Given instruction ::
Please report every line from the material that contains the word "text".

-------

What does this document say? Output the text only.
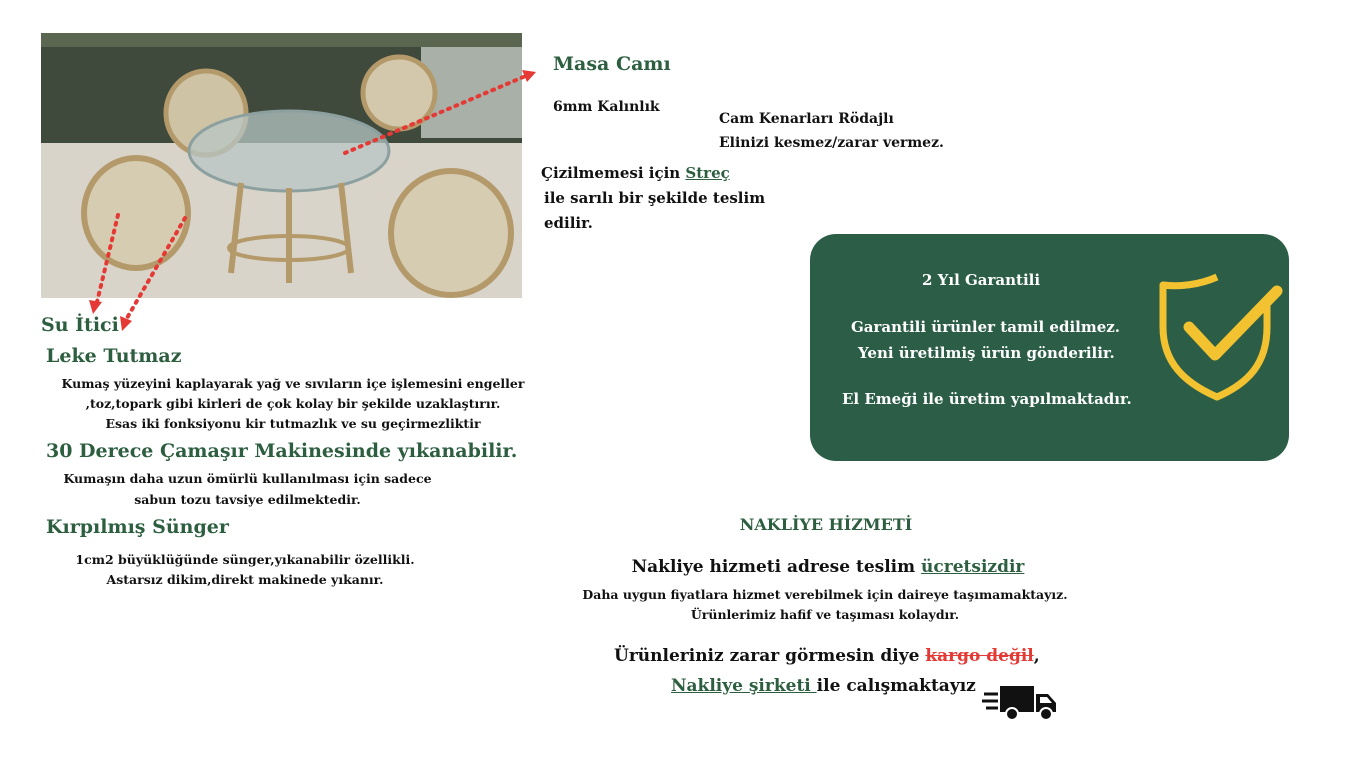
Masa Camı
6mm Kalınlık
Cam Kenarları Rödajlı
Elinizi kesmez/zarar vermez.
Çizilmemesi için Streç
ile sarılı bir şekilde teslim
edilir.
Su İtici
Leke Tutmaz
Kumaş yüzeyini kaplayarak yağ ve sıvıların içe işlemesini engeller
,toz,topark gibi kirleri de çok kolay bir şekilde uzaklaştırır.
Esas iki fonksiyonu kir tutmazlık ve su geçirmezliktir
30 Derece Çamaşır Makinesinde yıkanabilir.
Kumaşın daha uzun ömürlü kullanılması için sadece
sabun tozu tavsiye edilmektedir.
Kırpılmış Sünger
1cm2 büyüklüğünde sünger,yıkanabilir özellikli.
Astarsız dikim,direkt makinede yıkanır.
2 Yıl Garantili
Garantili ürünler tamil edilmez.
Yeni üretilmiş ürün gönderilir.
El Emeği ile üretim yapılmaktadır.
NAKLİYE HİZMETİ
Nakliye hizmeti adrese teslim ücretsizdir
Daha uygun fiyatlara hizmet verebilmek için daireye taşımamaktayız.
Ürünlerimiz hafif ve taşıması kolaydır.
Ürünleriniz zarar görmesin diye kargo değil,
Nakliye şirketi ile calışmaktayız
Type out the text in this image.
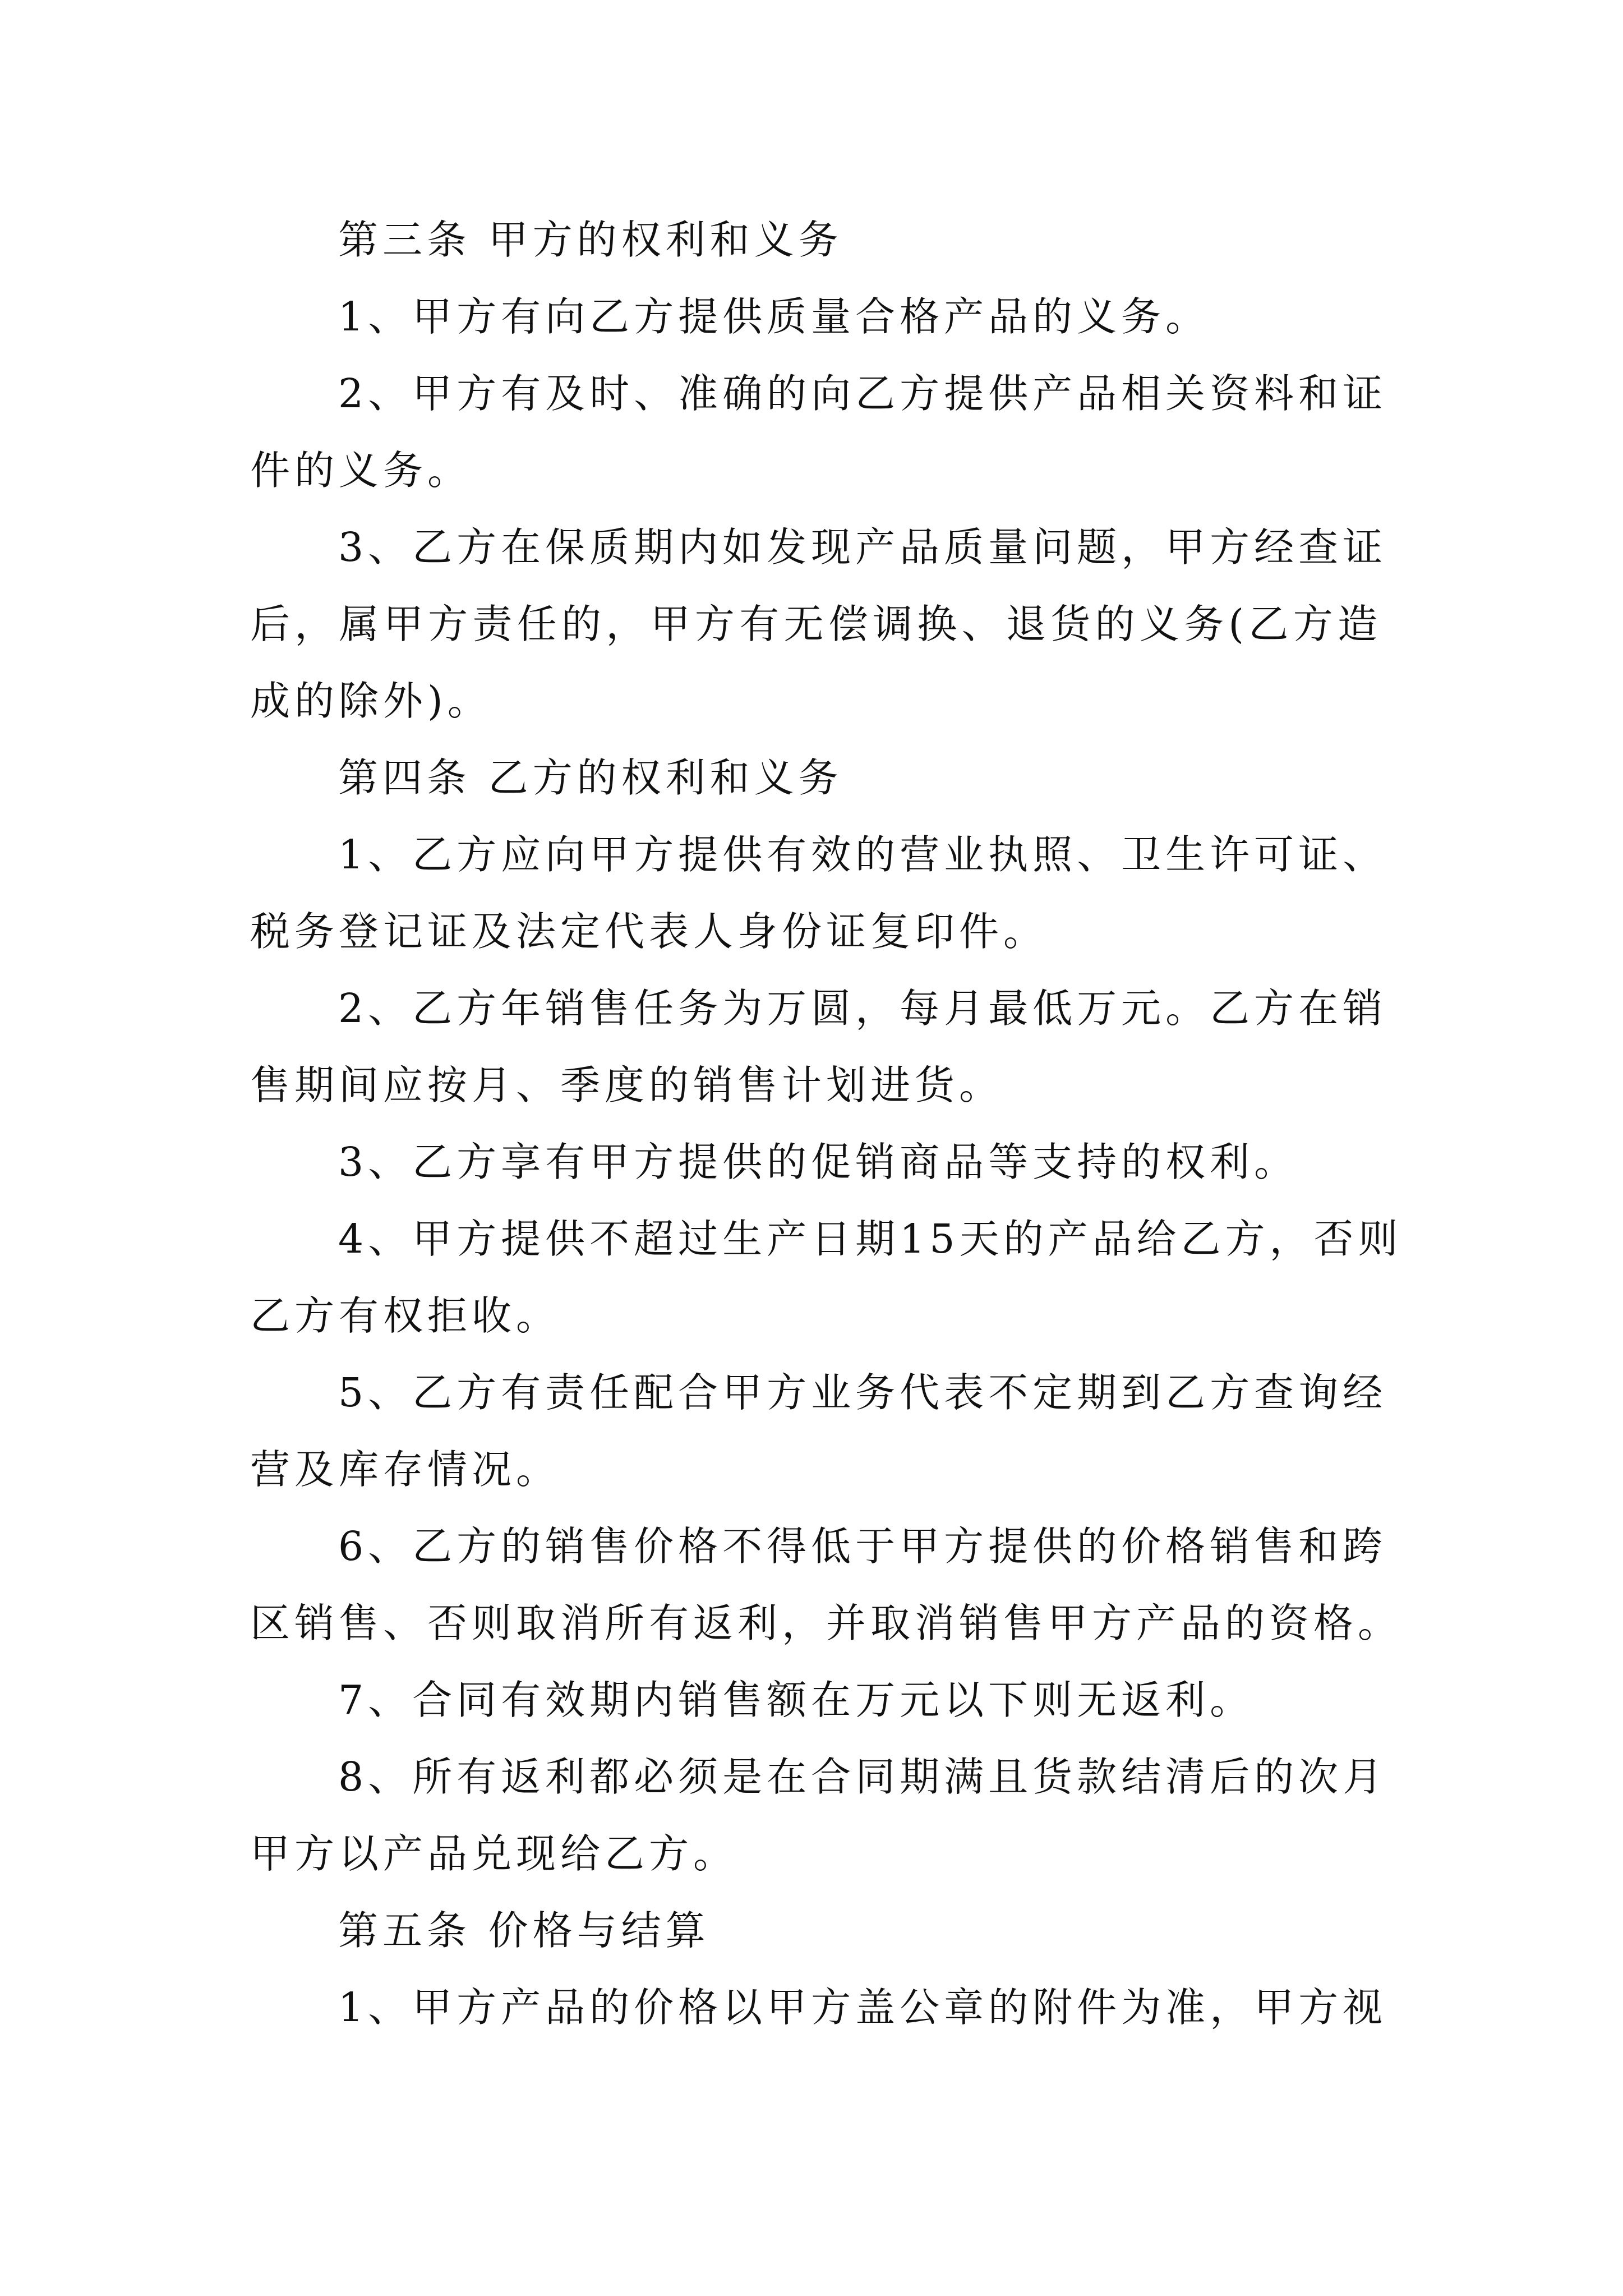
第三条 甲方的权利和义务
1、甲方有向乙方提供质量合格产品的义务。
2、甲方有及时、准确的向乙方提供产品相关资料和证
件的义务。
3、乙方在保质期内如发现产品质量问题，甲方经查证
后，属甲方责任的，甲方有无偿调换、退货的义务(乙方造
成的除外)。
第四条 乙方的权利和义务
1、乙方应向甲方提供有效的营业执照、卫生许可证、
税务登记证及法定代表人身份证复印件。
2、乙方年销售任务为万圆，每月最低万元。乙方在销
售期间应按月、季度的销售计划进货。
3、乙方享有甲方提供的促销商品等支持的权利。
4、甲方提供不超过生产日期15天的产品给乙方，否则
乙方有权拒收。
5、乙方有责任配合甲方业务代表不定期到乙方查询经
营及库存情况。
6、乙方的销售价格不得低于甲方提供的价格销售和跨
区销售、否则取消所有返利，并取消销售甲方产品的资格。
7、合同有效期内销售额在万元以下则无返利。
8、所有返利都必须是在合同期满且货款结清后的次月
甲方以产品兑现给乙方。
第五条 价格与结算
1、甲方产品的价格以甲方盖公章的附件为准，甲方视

-------

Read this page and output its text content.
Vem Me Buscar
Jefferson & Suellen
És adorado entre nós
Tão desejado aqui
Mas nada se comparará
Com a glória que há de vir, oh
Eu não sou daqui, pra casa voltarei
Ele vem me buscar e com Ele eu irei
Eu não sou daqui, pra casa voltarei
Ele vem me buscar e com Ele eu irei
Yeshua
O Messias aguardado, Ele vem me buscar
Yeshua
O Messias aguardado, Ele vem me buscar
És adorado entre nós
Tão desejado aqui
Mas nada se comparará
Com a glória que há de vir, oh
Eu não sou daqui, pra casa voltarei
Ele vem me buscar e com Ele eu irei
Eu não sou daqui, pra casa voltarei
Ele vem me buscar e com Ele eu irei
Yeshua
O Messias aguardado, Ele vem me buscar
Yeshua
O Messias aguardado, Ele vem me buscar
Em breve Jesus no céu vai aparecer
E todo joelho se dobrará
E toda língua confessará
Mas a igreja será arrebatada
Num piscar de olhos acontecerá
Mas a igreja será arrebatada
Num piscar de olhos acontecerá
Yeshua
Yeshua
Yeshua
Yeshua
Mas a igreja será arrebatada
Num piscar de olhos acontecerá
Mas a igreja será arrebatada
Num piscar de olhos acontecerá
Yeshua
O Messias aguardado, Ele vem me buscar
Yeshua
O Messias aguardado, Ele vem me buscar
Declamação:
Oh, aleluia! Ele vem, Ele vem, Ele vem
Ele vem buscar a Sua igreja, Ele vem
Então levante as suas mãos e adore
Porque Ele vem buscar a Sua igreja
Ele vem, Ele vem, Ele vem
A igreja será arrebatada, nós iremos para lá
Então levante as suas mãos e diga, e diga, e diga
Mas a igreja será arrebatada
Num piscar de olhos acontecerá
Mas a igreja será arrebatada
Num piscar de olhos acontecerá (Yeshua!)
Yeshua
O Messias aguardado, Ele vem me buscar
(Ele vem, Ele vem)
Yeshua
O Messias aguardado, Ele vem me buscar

-------

Task result ::
What does this document say? Output the text only.
Type out the text in this image.
Read this page and output its text content.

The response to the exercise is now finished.